• PROBLEM TO SOLVE: Within this material, how many lines have the string "name" in them? The answer is a number, with nothing added.

○ ○ ○

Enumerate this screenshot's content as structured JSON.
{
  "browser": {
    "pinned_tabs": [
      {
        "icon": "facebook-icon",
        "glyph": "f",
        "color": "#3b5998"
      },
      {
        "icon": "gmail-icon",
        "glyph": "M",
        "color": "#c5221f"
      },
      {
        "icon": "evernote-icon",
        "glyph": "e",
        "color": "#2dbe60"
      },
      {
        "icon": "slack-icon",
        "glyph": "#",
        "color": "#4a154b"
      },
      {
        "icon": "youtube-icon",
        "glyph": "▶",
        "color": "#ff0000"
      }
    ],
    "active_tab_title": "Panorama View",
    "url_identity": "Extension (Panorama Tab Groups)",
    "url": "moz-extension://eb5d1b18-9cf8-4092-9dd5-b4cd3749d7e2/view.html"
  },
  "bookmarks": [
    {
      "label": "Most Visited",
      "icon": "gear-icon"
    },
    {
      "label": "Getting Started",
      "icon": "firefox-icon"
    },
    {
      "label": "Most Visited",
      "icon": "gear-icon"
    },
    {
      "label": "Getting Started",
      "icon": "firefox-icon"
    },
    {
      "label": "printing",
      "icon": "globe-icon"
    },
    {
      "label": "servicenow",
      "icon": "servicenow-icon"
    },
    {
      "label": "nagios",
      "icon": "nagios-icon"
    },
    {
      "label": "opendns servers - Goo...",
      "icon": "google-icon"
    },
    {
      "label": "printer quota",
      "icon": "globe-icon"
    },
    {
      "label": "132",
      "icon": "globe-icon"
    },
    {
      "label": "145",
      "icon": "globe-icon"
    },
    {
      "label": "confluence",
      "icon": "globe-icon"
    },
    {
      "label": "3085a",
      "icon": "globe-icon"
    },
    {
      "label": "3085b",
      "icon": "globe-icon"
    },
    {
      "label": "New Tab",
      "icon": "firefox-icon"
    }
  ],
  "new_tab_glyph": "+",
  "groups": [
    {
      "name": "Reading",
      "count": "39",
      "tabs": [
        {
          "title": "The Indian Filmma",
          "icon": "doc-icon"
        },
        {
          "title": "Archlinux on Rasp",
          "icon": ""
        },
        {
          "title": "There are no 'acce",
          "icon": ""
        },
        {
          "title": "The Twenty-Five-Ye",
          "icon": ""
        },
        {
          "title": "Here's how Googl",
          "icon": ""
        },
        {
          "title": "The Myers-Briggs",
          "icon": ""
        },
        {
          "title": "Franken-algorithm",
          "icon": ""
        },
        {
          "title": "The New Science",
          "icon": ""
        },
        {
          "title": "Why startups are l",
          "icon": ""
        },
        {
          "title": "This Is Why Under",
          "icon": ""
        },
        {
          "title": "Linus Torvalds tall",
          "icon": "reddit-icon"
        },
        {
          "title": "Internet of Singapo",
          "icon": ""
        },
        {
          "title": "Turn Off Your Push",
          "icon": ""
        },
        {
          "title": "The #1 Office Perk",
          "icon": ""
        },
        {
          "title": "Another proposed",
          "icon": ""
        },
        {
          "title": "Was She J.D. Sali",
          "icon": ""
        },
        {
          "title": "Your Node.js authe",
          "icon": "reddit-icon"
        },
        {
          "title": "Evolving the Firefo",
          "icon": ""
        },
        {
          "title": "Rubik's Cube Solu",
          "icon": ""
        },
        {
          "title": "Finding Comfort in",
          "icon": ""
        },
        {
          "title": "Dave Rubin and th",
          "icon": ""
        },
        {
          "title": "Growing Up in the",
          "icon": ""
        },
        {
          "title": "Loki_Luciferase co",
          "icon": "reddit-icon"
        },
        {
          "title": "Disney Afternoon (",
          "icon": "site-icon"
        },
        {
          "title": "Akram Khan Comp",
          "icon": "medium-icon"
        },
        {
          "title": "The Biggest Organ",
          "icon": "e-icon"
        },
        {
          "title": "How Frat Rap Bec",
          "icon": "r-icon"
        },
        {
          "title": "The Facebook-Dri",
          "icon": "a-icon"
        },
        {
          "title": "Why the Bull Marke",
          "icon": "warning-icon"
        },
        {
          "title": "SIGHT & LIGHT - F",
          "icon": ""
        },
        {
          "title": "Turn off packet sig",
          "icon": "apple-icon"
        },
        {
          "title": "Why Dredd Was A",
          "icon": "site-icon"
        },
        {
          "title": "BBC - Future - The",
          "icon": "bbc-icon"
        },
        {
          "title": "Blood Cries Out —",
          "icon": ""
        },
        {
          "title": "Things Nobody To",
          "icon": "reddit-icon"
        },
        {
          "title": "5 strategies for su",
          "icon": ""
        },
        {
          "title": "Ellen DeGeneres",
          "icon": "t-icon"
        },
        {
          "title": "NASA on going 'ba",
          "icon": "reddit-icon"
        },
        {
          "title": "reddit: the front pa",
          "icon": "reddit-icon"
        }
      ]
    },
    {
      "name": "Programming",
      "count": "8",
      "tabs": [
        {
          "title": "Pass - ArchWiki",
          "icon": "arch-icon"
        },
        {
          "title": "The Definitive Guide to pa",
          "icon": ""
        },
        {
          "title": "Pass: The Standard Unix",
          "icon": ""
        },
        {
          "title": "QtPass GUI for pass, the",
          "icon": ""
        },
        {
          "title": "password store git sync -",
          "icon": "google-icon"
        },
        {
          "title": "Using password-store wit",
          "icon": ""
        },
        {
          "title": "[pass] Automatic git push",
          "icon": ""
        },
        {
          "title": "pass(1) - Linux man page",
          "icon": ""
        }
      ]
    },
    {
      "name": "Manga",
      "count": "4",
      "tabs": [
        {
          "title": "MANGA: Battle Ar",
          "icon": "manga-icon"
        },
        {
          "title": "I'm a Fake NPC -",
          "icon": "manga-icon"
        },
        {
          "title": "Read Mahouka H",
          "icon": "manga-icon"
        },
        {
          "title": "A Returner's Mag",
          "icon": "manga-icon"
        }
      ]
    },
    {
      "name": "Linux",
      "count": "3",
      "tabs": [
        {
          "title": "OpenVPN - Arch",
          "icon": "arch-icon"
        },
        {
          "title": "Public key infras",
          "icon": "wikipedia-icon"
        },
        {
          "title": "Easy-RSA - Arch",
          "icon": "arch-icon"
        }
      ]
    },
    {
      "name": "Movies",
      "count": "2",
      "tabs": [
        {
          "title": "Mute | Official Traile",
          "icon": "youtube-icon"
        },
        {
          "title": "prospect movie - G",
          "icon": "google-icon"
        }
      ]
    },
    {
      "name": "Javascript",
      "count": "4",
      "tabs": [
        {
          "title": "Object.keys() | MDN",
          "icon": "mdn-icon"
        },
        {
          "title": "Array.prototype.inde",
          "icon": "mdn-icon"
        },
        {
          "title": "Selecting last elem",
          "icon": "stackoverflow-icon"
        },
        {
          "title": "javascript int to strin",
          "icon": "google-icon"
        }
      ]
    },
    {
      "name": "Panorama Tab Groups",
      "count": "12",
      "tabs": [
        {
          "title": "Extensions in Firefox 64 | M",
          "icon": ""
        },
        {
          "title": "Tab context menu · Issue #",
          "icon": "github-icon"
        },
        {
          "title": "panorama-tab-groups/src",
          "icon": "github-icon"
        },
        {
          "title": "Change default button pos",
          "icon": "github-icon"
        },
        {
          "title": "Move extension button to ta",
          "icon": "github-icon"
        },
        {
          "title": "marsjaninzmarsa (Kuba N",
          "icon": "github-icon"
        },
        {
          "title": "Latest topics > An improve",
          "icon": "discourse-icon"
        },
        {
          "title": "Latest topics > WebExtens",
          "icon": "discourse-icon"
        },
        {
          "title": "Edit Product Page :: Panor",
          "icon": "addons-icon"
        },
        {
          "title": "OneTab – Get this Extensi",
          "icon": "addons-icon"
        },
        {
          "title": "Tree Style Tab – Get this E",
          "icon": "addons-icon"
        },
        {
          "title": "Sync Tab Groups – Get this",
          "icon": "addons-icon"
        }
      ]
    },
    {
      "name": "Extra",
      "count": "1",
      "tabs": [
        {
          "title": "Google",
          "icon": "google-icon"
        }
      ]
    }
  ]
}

○ ○ ○

• EXERCISE RESULT: 8